Required task: Write out each line in which the string "name" is present.

(Collection entries)
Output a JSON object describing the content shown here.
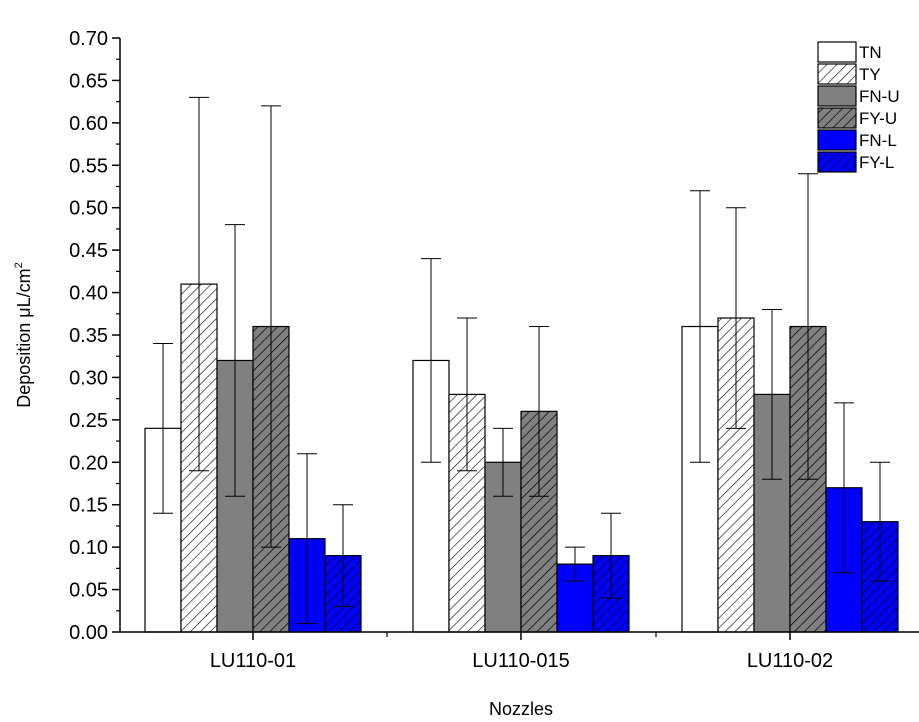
{
  "chart_data": {
    "type": "bar",
    "title": "",
    "xlabel": "Nozzles",
    "ylabel": "Deposition μL/cm²",
    "ylabel_text": "Deposition μL/cm",
    "ylabel_sup": "2",
    "ylim": [
      0,
      0.7
    ],
    "yticks": [
      "0.00",
      "0.05",
      "0.10",
      "0.15",
      "0.20",
      "0.25",
      "0.30",
      "0.35",
      "0.40",
      "0.45",
      "0.50",
      "0.55",
      "0.60",
      "0.65",
      "0.70"
    ],
    "categories": [
      "LU110-01",
      "LU110-015",
      "LU110-02"
    ],
    "legend_position": "top-right",
    "grid": false,
    "series": [
      {
        "name": "TN",
        "values": [
          0.24,
          0.32,
          0.36
        ],
        "errors": [
          0.1,
          0.12,
          0.16
        ],
        "fill": "#ffffff",
        "hatch": false
      },
      {
        "name": "TY",
        "values": [
          0.41,
          0.28,
          0.37
        ],
        "errors": [
          0.22,
          0.09,
          0.13
        ],
        "fill": "#ffffff",
        "hatch": true
      },
      {
        "name": "FN-U",
        "values": [
          0.32,
          0.2,
          0.28
        ],
        "errors": [
          0.16,
          0.04,
          0.1
        ],
        "fill": "#808080",
        "hatch": false
      },
      {
        "name": "FY-U",
        "values": [
          0.36,
          0.26,
          0.36
        ],
        "errors": [
          0.26,
          0.1,
          0.18
        ],
        "fill": "#808080",
        "hatch": true
      },
      {
        "name": "FN-L",
        "values": [
          0.11,
          0.08,
          0.17
        ],
        "errors": [
          0.1,
          0.02,
          0.1
        ],
        "fill": "#0000ff",
        "hatch": false
      },
      {
        "name": "FY-L",
        "values": [
          0.09,
          0.09,
          0.13
        ],
        "errors": [
          0.06,
          0.05,
          0.07
        ],
        "fill": "#0000ff",
        "hatch": true
      }
    ]
  }
}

Exercise response:
        "name": "TN",
        "name": "TY",
        "name": "FN-U",
        "name": "FY-U",
        "name": "FN-L",
        "name": "FY-L",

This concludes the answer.